Source data
BEGIN
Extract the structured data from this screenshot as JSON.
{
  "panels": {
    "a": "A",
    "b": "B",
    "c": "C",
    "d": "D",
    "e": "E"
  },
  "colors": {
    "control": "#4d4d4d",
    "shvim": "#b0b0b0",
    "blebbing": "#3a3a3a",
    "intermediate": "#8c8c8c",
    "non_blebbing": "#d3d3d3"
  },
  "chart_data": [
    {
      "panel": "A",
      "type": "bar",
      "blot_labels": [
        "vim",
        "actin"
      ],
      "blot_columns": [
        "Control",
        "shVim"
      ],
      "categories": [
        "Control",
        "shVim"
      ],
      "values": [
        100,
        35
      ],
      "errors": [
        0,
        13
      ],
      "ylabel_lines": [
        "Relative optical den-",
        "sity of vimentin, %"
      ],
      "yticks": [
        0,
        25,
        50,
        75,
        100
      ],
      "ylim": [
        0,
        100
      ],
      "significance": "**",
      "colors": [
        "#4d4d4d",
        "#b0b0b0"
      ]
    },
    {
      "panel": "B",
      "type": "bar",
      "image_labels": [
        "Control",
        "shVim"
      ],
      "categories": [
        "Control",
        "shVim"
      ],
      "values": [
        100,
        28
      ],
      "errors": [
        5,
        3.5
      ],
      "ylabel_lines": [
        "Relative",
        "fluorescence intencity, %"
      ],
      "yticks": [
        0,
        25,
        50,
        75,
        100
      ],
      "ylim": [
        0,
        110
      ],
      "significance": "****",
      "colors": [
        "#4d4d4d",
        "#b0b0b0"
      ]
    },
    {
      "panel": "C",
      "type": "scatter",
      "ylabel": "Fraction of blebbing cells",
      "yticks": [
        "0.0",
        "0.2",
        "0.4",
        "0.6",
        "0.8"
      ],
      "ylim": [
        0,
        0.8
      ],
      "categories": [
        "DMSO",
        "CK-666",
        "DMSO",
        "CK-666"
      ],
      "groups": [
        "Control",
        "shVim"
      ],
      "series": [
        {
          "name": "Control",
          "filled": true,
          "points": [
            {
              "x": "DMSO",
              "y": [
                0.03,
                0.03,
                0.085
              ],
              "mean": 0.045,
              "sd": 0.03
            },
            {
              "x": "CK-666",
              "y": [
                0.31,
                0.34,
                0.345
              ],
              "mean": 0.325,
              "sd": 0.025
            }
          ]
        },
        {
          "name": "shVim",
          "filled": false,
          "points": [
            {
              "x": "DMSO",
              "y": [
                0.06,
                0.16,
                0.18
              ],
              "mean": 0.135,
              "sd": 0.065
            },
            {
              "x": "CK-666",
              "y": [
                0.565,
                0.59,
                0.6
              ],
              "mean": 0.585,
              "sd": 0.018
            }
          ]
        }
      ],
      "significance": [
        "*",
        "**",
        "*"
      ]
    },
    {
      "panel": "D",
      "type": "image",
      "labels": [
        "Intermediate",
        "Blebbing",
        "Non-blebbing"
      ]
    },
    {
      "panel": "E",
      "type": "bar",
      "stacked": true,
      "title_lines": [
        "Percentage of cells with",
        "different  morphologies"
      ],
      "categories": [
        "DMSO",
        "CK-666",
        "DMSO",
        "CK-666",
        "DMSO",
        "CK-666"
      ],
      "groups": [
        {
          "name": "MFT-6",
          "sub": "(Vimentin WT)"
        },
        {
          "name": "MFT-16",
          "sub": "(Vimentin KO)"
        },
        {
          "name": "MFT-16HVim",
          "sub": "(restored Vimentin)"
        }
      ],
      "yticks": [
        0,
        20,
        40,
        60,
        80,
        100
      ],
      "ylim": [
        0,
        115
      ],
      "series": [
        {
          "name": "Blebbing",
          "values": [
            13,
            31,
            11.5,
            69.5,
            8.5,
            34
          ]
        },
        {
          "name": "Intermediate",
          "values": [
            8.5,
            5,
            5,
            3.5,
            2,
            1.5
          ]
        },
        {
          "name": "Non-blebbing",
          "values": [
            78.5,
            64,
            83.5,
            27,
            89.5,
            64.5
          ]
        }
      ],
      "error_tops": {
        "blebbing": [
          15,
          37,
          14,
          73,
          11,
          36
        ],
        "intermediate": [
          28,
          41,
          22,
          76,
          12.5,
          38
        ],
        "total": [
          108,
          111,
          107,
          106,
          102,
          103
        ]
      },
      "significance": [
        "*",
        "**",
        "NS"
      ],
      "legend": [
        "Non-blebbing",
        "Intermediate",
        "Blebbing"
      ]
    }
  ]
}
END
TASK PROMPT: Exact retyping of all the entries is required.

FINAL ANSWER:
Extract the structured data from this screenshot as JSON.
{
  "panels": {
    "a": "A",
    "b": "B",
    "c": "C",
    "d": "D",
    "e": "E"
  },
  "colors": {
    "control": "#4d4d4d",
    "shvim": "#b0b0b0",
    "blebbing": "#3a3a3a",
    "intermediate": "#8c8c8c",
    "non_blebbing": "#d3d3d3"
  },
  "chart_data": [
    {
      "panel": "A",
      "type": "bar",
      "blot_labels": [
        "vim",
        "actin"
      ],
      "blot_columns": [
        "Control",
        "shVim"
      ],
      "categories": [
        "Control",
        "shVim"
      ],
      "values": [
        100,
        35
      ],
      "errors": [
        0,
        13
      ],
      "ylabel_lines": [
        "Relative optical den-",
        "sity of vimentin, %"
      ],
      "yticks": [
        0,
        25,
        50,
        75,
        100
      ],
      "ylim": [
        0,
        100
      ],
      "significance": "**",
      "colors": [
        "#4d4d4d",
        "#b0b0b0"
      ]
    },
    {
      "panel": "B",
      "type": "bar",
      "image_labels": [
        "Control",
        "shVim"
      ],
      "categories": [
        "Control",
        "shVim"
      ],
      "values": [
        100,
        28
      ],
      "errors": [
        5,
        3.5
      ],
      "ylabel_lines": [
        "Relative",
        "fluorescence intencity, %"
      ],
      "yticks": [
        0,
        25,
        50,
        75,
        100
      ],
      "ylim": [
        0,
        110
      ],
      "significance": "****",
      "colors": [
        "#4d4d4d",
        "#b0b0b0"
      ]
    },
    {
      "panel": "C",
      "type": "scatter",
      "ylabel": "Fraction of blebbing cells",
      "yticks": [
        "0.0",
        "0.2",
        "0.4",
        "0.6",
        "0.8"
      ],
      "ylim": [
        0,
        0.8
      ],
      "categories": [
        "DMSO",
        "CK-666",
        "DMSO",
        "CK-666"
      ],
      "groups": [
        "Control",
        "shVim"
      ],
      "series": [
        {
          "name": "Control",
          "filled": true,
          "points": [
            {
              "x": "DMSO",
              "y": [
                0.03,
                0.03,
                0.085
              ],
              "mean": 0.045,
              "sd": 0.03
            },
            {
              "x": "CK-666",
              "y": [
                0.31,
                0.34,
                0.345
              ],
              "mean": 0.325,
              "sd": 0.025
            }
          ]
        },
        {
          "name": "shVim",
          "filled": false,
          "points": [
            {
              "x": "DMSO",
              "y": [
                0.06,
                0.16,
                0.18
              ],
              "mean": 0.135,
              "sd": 0.065
            },
            {
              "x": "CK-666",
              "y": [
                0.565,
                0.59,
                0.6
              ],
              "mean": 0.585,
              "sd": 0.018
            }
          ]
        }
      ],
      "significance": [
        "*",
        "**",
        "*"
      ]
    },
    {
      "panel": "D",
      "type": "image",
      "labels": [
        "Intermediate",
        "Blebbing",
        "Non-blebbing"
      ]
    },
    {
      "panel": "E",
      "type": "bar",
      "stacked": true,
      "title_lines": [
        "Percentage of cells with",
        "different  morphologies"
      ],
      "categories": [
        "DMSO",
        "CK-666",
        "DMSO",
        "CK-666",
        "DMSO",
        "CK-666"
      ],
      "groups": [
        {
          "name": "MFT-6",
          "sub": "(Vimentin WT)"
        },
        {
          "name": "MFT-16",
          "sub": "(Vimentin KO)"
        },
        {
          "name": "MFT-16HVim",
          "sub": "(restored Vimentin)"
        }
      ],
      "yticks": [
        0,
        20,
        40,
        60,
        80,
        100
      ],
      "ylim": [
        0,
        115
      ],
      "series": [
        {
          "name": "Blebbing",
          "values": [
            13,
            31,
            11.5,
            69.5,
            8.5,
            34
          ]
        },
        {
          "name": "Intermediate",
          "values": [
            8.5,
            5,
            5,
            3.5,
            2,
            1.5
          ]
        },
        {
          "name": "Non-blebbing",
          "values": [
            78.5,
            64,
            83.5,
            27,
            89.5,
            64.5
          ]
        }
      ],
      "error_tops": {
        "blebbing": [
          15,
          37,
          14,
          73,
          11,
          36
        ],
        "intermediate": [
          28,
          41,
          22,
          76,
          12.5,
          38
        ],
        "total": [
          108,
          111,
          107,
          106,
          102,
          103
        ]
      },
      "significance": [
        "*",
        "**",
        "NS"
      ],
      "legend": [
        "Non-blebbing",
        "Intermediate",
        "Blebbing"
      ]
    }
  ]
}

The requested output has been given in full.